* [Written request]
Collect all the lines that mention the word "What".

* [Data records]
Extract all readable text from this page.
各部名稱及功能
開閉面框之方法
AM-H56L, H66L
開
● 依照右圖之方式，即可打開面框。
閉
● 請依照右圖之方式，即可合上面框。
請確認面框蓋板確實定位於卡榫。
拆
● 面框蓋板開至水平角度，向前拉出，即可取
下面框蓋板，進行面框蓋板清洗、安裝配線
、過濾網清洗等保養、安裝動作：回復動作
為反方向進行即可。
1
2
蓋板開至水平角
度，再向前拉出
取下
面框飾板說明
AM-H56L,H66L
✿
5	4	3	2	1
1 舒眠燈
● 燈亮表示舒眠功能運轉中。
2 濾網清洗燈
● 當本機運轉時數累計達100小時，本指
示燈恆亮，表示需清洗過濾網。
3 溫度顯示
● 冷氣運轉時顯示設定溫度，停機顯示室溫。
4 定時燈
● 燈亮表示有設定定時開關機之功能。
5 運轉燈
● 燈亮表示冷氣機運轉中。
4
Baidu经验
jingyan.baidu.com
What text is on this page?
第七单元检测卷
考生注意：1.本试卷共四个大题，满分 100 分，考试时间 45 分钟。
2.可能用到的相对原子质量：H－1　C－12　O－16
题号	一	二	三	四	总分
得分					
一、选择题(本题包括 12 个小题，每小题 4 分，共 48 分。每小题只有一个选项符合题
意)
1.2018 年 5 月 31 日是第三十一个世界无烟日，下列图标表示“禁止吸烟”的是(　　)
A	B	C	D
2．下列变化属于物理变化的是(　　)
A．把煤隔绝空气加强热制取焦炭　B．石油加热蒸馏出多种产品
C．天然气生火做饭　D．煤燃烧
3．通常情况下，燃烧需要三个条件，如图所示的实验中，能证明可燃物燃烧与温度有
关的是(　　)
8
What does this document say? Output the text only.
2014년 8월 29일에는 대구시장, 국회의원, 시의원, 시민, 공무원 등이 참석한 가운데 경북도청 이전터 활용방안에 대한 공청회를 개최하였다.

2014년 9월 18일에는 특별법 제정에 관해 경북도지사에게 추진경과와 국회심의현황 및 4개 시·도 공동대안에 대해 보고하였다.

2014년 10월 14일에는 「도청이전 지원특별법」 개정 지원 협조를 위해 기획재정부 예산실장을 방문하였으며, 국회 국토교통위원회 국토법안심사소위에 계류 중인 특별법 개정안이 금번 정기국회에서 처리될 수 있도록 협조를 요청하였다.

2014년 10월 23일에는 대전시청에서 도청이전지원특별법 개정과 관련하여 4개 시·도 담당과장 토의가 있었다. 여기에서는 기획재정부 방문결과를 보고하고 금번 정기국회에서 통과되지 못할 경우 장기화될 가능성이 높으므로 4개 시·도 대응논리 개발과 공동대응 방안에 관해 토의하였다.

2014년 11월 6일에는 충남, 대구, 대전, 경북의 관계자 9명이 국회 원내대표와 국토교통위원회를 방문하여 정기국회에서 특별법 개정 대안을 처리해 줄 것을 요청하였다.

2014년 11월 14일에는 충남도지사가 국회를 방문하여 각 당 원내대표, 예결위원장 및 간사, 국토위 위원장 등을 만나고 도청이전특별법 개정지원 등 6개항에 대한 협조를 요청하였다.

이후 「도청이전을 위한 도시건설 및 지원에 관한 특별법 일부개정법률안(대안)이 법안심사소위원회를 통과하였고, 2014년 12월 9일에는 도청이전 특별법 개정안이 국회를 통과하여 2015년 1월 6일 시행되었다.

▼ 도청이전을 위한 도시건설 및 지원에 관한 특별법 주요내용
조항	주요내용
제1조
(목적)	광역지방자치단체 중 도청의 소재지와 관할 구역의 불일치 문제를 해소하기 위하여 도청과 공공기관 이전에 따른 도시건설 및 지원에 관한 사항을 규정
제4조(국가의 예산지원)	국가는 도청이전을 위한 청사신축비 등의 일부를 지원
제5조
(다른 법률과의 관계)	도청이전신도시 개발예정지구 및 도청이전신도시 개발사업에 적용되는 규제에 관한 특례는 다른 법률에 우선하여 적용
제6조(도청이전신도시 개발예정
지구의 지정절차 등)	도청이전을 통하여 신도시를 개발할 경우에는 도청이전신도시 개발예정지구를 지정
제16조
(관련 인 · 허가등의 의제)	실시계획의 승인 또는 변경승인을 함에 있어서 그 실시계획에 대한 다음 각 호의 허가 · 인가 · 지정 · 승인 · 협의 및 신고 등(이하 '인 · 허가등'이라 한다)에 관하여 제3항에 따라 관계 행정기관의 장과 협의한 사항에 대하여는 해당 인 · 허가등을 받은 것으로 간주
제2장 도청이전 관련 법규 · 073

* [Answer to the problem]
What text is on this page?
What does this document say? Output the text only.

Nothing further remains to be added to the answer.